__What you should do__: Each line containing the word "blind" must be reported.

## Start Given records

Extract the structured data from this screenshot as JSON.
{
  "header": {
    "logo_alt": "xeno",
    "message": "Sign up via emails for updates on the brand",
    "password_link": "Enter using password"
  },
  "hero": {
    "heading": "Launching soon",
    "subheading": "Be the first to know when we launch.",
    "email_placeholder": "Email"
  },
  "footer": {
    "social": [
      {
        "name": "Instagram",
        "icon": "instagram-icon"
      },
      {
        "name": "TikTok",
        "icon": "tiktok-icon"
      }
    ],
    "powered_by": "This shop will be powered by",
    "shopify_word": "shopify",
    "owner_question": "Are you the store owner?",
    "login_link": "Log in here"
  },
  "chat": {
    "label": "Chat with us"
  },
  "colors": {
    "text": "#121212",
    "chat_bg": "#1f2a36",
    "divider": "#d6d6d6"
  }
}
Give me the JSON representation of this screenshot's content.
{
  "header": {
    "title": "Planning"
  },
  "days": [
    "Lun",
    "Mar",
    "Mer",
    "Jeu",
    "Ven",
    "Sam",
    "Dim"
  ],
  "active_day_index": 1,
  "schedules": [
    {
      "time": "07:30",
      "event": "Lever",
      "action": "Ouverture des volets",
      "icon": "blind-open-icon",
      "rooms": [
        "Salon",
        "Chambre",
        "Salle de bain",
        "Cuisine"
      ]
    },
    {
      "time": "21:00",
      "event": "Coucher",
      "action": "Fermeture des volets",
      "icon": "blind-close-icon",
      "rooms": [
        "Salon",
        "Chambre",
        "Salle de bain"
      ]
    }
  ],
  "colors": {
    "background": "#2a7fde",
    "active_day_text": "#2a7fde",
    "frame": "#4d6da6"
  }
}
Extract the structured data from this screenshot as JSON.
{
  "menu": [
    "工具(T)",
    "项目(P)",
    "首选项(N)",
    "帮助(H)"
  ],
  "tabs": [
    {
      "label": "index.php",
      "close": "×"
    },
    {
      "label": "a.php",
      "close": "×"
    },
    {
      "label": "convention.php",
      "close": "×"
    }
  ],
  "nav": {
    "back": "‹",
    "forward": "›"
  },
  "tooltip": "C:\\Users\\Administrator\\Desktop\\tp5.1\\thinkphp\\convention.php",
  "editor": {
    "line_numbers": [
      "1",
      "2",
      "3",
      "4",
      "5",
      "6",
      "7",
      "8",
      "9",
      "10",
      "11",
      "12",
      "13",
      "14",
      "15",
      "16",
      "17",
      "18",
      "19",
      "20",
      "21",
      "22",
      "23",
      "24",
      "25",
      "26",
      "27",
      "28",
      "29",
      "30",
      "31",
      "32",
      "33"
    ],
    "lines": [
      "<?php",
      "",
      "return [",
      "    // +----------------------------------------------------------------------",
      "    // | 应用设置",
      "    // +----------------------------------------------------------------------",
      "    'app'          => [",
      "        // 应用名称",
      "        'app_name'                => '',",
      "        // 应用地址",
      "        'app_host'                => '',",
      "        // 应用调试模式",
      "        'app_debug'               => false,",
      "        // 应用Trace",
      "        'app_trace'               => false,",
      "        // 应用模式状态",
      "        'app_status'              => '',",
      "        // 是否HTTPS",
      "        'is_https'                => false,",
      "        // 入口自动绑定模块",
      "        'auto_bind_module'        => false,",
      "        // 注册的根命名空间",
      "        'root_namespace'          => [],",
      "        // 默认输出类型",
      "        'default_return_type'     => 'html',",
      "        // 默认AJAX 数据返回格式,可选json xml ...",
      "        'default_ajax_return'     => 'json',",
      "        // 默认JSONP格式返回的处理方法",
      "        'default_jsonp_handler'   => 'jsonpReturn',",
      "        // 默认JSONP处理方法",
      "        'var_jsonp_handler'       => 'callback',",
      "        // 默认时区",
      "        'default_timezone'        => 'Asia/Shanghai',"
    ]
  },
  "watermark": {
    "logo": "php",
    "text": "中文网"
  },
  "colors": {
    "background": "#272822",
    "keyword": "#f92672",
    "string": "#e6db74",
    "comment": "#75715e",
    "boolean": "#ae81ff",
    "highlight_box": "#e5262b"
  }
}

## End Given records
## Start Given records

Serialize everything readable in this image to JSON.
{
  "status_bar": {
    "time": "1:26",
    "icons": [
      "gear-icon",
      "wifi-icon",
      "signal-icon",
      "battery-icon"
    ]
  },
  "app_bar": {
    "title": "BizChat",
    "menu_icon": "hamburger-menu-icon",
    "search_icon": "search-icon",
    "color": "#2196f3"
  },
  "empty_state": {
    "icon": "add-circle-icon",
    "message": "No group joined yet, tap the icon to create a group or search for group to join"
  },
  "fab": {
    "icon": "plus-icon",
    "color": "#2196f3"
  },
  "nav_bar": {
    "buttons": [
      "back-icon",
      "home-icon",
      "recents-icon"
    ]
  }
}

## End Given records

__Exercise output__:
      "icon": "blind-open-icon",
      "icon": "blind-close-icon",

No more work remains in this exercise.